**What to produce:**
Gather all lines in the records below that include the word "ensuite".

▼

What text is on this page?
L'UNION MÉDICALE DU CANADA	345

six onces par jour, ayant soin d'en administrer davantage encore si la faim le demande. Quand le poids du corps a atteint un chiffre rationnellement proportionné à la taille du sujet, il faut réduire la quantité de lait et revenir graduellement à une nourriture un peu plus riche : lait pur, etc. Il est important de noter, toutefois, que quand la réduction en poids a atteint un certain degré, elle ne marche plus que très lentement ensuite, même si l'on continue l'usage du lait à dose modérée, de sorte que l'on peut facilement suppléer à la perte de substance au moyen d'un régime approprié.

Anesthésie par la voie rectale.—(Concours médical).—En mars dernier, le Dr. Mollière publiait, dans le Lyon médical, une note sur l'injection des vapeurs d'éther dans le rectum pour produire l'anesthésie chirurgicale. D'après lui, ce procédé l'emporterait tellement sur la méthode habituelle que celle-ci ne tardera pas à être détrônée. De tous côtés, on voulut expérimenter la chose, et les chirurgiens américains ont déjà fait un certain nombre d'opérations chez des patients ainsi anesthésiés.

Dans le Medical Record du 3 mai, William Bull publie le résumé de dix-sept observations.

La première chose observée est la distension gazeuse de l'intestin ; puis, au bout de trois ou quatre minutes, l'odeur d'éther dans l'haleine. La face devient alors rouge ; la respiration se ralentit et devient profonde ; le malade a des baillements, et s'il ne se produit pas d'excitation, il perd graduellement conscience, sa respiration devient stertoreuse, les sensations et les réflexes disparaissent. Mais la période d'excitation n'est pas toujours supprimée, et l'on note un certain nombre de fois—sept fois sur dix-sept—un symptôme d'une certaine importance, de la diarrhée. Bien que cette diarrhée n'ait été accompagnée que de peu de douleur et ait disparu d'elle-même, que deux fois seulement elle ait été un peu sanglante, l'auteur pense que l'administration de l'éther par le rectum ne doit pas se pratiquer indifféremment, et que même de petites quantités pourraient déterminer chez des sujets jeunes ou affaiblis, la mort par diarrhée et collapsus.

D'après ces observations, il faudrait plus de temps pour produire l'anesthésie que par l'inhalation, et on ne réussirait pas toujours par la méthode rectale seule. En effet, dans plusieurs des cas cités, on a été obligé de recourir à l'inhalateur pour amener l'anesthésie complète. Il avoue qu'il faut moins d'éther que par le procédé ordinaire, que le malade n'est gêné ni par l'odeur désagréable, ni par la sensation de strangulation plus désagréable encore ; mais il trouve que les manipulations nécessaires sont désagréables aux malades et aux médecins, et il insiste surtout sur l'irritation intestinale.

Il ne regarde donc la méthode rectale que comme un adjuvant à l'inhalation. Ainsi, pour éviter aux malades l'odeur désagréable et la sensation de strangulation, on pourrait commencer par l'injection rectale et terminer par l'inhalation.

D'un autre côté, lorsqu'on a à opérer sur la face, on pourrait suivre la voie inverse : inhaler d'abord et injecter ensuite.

▲

**Solution:**
six onces par jour, ayant soin d'en administrer davantage encore si la faim le demande. Quand le poids du corps a atteint un chiffre rationnellement proportionné à la taille du sujet, il faut réduire la quantité de lait et revenir graduellement à une nourriture un peu plus riche : lait pur, etc. Il est important de noter, toutefois, que quand la réduction en poids a atteint un certain degré, elle ne marche plus que très lentement ensuite, même si l'on continue l'usage du lait à dose modérée, de sorte que l'on peut facilement suppléer à la perte de substance au moyen d'un régime approprié.
D'un autre côté, lorsqu'on a à opérer sur la face, on pourrait suivre la voie inverse : inhaler d'abord et injecter ensuite.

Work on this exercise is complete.